Leave the pictures out. Return all other data exactly.

-- Start of AVAILABLE RECORDS --

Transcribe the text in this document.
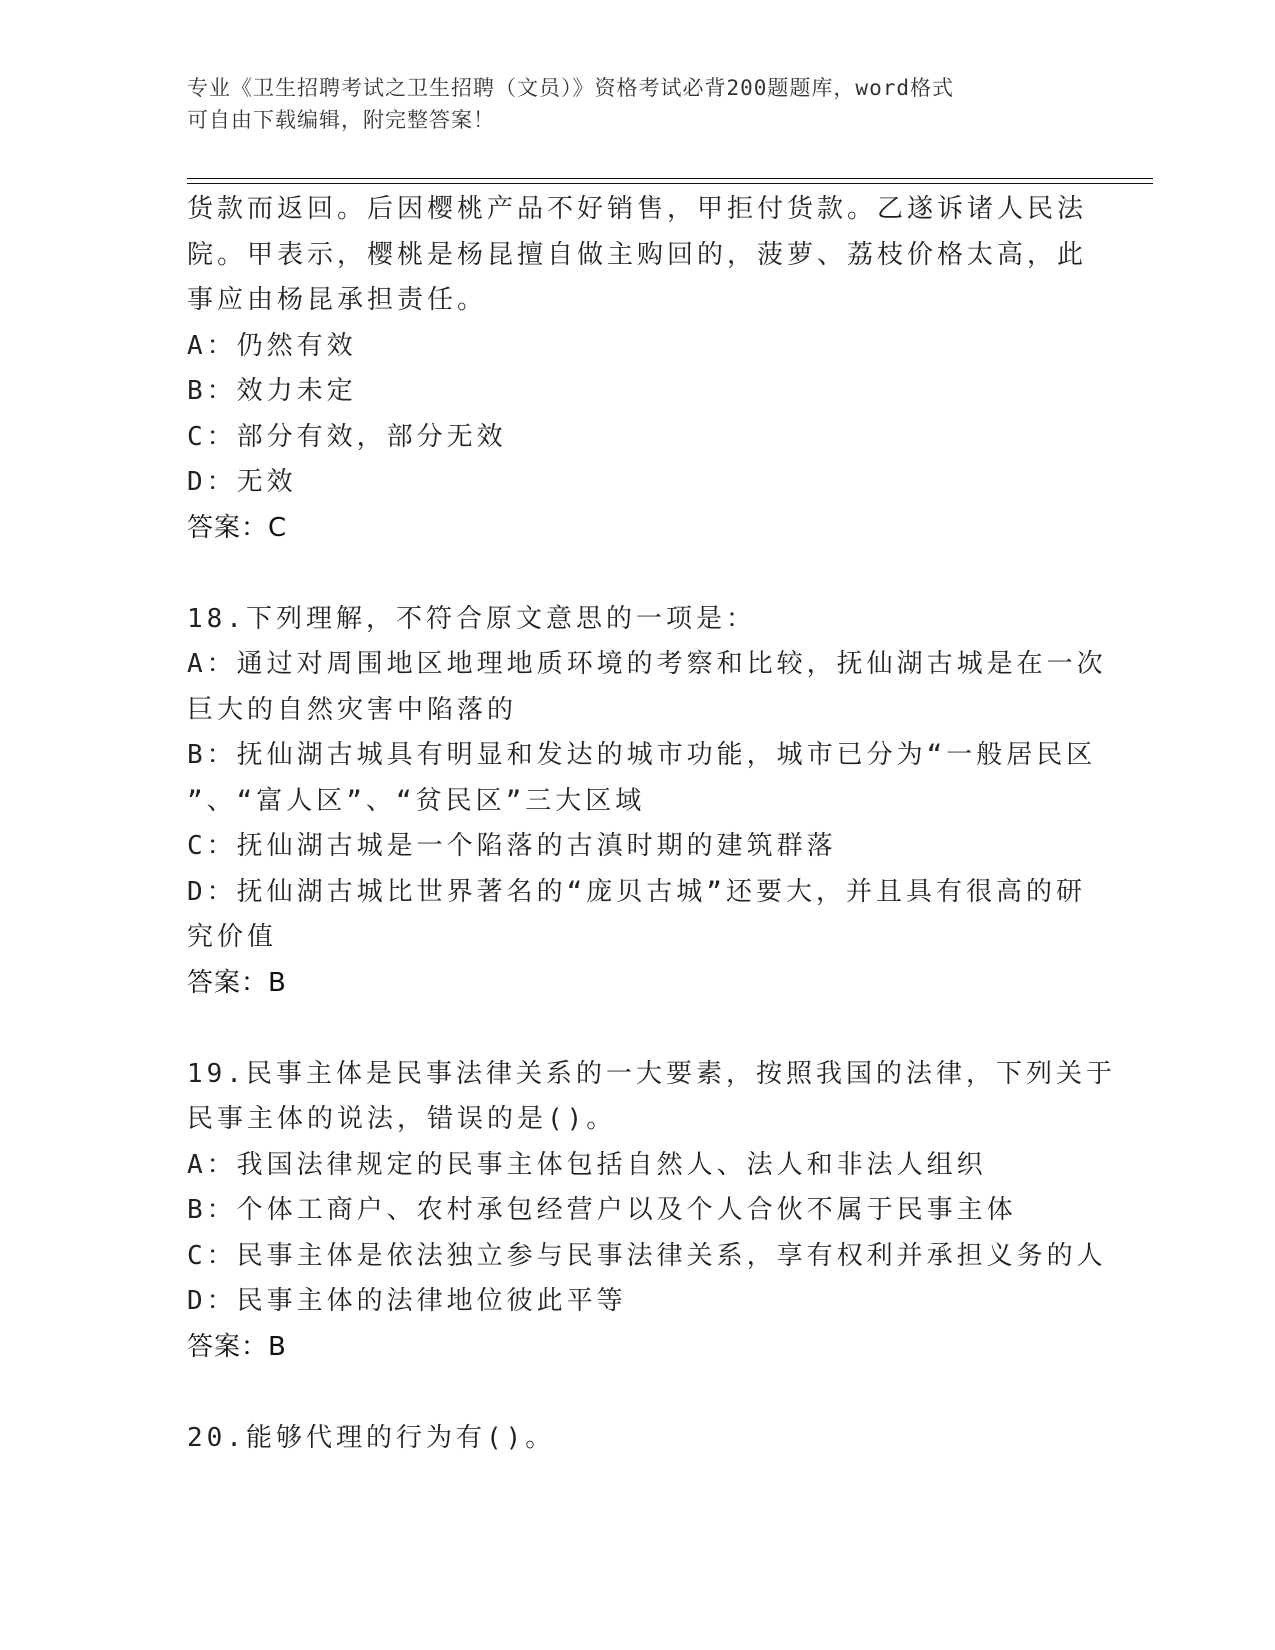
专业《卫生招聘考试之卫生招聘（文员）》资格考试必背200题题库，word格式
可自由下载编辑，附完整答案！
货款而返回。后因樱桃产品不好销售，甲拒付货款。乙遂诉诸人民法
院。甲表示，樱桃是杨昆擅自做主购回的，菠萝、荔枝价格太高，此
事应由杨昆承担责任。
A：仍然有效
B：效力未定
C：部分有效，部分无效
D：无效
答案：C
18.下列理解，不符合原文意思的一项是：
A：通过对周围地区地理地质环境的考察和比较，抚仙湖古城是在一次
巨大的自然灾害中陷落的
B：抚仙湖古城具有明显和发达的城市功能，城市已分为“一般居民区
”、“富人区”、“贫民区”三大区域
C：抚仙湖古城是一个陷落的古滇时期的建筑群落
D：抚仙湖古城比世界著名的“庞贝古城”还要大，并且具有很高的研
究价值
答案：B
19.民事主体是民事法律关系的一大要素，按照我国的法律，下列关于
民事主体的说法，错误的是()。
A：我国法律规定的民事主体包括自然人、法人和非法人组织
B：个体工商户、农村承包经营户以及个人合伙不属于民事主体
C：民事主体是依法独立参与民事法律关系，享有权利并承担义务的人
D：民事主体的法律地位彼此平等
答案：B
20.能够代理的行为有()。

-- End of AVAILABLE RECORDS --

**EXERCISE ANSWER**
Transcribe the text in this document.
专业《卫生招聘考试之卫生招聘（文员）》资格考试必背200题题库，word格式
可自由下载编辑，附完整答案！
货款而返回。后因樱桃产品不好销售，甲拒付货款。乙遂诉诸人民法
院。甲表示，樱桃是杨昆擅自做主购回的，菠萝、荔枝价格太高，此
事应由杨昆承担责任。
A：仍然有效
B：效力未定
C：部分有效，部分无效
D：无效
答案：C
18.下列理解，不符合原文意思的一项是：
A：通过对周围地区地理地质环境的考察和比较，抚仙湖古城是在一次
巨大的自然灾害中陷落的
B：抚仙湖古城具有明显和发达的城市功能，城市已分为“一般居民区
”、“富人区”、“贫民区”三大区域
C：抚仙湖古城是一个陷落的古滇时期的建筑群落
D：抚仙湖古城比世界著名的“庞贝古城”还要大，并且具有很高的研
究价值
答案：B
19.民事主体是民事法律关系的一大要素，按照我国的法律，下列关于
民事主体的说法，错误的是()。
A：我国法律规定的民事主体包括自然人、法人和非法人组织
B：个体工商户、农村承包经营户以及个人合伙不属于民事主体
C：民事主体是依法独立参与民事法律关系，享有权利并承担义务的人
D：民事主体的法律地位彼此平等
答案：B
20.能够代理的行为有()。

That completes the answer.